Write out the full listing again, exactly as it stands.

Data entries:
>> begin

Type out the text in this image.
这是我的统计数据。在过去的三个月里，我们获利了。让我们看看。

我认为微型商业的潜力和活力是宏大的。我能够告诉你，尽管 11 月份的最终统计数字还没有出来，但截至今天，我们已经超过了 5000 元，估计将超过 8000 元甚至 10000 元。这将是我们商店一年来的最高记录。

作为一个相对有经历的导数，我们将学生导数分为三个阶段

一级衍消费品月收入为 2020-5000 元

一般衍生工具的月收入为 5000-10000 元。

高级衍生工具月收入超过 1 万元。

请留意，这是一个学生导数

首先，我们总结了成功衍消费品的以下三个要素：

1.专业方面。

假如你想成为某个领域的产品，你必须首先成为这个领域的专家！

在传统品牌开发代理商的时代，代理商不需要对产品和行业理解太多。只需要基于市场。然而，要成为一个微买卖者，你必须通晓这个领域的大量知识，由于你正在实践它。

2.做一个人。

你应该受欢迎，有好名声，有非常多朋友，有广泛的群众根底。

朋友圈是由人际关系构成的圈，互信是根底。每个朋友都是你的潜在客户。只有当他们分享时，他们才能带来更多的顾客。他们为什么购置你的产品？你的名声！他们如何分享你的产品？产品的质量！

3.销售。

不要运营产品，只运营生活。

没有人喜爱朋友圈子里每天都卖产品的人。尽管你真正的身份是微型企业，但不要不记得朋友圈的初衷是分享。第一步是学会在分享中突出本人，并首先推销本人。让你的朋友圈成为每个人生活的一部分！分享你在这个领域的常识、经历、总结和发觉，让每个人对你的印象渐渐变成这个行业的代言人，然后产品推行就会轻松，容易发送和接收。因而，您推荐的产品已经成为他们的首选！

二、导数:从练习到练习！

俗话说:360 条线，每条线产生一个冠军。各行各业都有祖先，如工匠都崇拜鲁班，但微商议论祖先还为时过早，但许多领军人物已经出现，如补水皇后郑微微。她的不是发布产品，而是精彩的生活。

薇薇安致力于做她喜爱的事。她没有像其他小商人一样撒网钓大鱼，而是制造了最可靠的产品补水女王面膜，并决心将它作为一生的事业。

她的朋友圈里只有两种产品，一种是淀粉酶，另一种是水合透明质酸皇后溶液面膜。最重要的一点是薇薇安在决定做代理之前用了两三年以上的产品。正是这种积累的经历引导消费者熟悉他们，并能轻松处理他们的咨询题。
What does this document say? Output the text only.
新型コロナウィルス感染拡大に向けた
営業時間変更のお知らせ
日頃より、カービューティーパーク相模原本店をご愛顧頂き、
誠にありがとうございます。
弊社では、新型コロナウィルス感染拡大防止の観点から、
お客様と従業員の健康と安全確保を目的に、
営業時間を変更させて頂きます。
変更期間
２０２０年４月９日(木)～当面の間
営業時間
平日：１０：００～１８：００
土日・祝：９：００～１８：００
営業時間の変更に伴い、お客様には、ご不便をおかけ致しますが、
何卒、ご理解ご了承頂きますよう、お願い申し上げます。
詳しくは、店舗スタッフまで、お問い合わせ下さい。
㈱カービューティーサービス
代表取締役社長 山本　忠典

>> end

## [Task output]
Type out the text in this image.
这是我的统计数据。在过去的三个月里，我们获利了。让我们看看。

我认为微型商业的潜力和活力是宏大的。我能够告诉你，尽管 11 月份的最终统计数字还没有出来，但截至今天，我们已经超过了 5000 元，估计将超过 8000 元甚至 10000 元。这将是我们商店一年来的最高记录。

作为一个相对有经历的导数，我们将学生导数分为三个阶段

一级衍消费品月收入为 2020-5000 元

一般衍生工具的月收入为 5000-10000 元。

高级衍生工具月收入超过 1 万元。

请留意，这是一个学生导数

首先，我们总结了成功衍消费品的以下三个要素：

1.专业方面。

假如你想成为某个领域的产品，你必须首先成为这个领域的专家！

在传统品牌开发代理商的时代，代理商不需要对产品和行业理解太多。只需要基于市场。然而，要成为一个微买卖者，你必须通晓这个领域的大量知识，由于你正在实践它。

2.做一个人。

你应该受欢迎，有好名声，有非常多朋友，有广泛的群众根底。

朋友圈是由人际关系构成的圈，互信是根底。每个朋友都是你的潜在客户。只有当他们分享时，他们才能带来更多的顾客。他们为什么购置你的产品？你的名声！他们如何分享你的产品？产品的质量！

3.销售。

不要运营产品，只运营生活。

没有人喜爱朋友圈子里每天都卖产品的人。尽管你真正的身份是微型企业，但不要不记得朋友圈的初衷是分享。第一步是学会在分享中突出本人，并首先推销本人。让你的朋友圈成为每个人生活的一部分！分享你在这个领域的常识、经历、总结和发觉，让每个人对你的印象渐渐变成这个行业的代言人，然后产品推行就会轻松，容易发送和接收。因而，您推荐的产品已经成为他们的首选！

二、导数:从练习到练习！

俗话说:360 条线，每条线产生一个冠军。各行各业都有祖先，如工匠都崇拜鲁班，但微商议论祖先还为时过早，但许多领军人物已经出现，如补水皇后郑微微。她的不是发布产品，而是精彩的生活。

薇薇安致力于做她喜爱的事。她没有像其他小商人一样撒网钓大鱼，而是制造了最可靠的产品补水女王面膜，并决心将它作为一生的事业。

她的朋友圈里只有两种产品，一种是淀粉酶，另一种是水合透明质酸皇后溶液面膜。最重要的一点是薇薇安在决定做代理之前用了两三年以上的产品。正是这种积累的经历引导消费者熟悉他们，并能轻松处理他们的咨询题。
What does this document say? Output the text only.
新型コロナウィルス感染拡大に向けた
営業時間変更のお知らせ
日頃より、カービューティーパーク相模原本店をご愛顧頂き、
誠にありがとうございます。
弊社では、新型コロナウィルス感染拡大防止の観点から、
お客様と従業員の健康と安全確保を目的に、
営業時間を変更させて頂きます。
変更期間
２０２０年４月９日(木)～当面の間
営業時間
平日：１０：００～１８：００
土日・祝：９：００～１８：００
営業時間の変更に伴い、お客様には、ご不便をおかけ致しますが、
何卒、ご理解ご了承頂きますよう、お願い申し上げます。
詳しくは、店舗スタッフまで、お問い合わせ下さい。
㈱カービューティーサービス
代表取締役社長 山本　忠典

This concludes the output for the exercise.